== WORK TO DO ==
Keep only the lines where "this" appears.
-- DATASET EXCERPTS start --
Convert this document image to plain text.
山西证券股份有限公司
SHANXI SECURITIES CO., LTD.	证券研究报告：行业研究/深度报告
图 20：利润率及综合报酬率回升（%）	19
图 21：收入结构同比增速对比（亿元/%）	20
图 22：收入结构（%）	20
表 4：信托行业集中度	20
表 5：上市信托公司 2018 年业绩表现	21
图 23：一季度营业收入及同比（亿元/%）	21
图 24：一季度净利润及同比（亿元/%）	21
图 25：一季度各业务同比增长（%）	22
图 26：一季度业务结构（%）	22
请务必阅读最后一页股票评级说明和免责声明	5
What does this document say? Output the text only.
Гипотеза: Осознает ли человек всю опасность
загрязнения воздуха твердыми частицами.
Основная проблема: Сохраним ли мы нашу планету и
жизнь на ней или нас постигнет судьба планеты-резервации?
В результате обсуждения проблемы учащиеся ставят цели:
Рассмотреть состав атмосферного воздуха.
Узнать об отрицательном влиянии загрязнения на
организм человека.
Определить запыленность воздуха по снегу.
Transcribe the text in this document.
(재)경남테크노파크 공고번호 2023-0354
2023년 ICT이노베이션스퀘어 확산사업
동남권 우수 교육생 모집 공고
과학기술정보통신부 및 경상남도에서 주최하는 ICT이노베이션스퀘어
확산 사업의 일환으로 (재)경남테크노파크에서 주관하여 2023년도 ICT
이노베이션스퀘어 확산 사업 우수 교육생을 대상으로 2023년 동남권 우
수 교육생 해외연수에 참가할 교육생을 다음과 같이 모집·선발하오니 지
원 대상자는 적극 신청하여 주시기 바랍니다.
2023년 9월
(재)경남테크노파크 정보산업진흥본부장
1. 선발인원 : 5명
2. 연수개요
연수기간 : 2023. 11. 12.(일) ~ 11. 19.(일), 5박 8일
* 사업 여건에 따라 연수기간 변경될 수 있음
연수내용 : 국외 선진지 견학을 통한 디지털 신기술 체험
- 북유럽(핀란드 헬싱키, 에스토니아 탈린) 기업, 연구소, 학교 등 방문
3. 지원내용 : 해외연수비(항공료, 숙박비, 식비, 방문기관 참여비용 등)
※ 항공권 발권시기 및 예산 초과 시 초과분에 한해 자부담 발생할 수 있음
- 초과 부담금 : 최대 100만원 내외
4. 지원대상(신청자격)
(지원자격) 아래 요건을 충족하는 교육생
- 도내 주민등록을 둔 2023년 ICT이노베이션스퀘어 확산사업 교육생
-- DATASET EXCERPTS end --
== COMPLETE OUTPUT ==
Convert this document image to plain text.
What does this document say? Output the text only.
Transcribe the text in this document.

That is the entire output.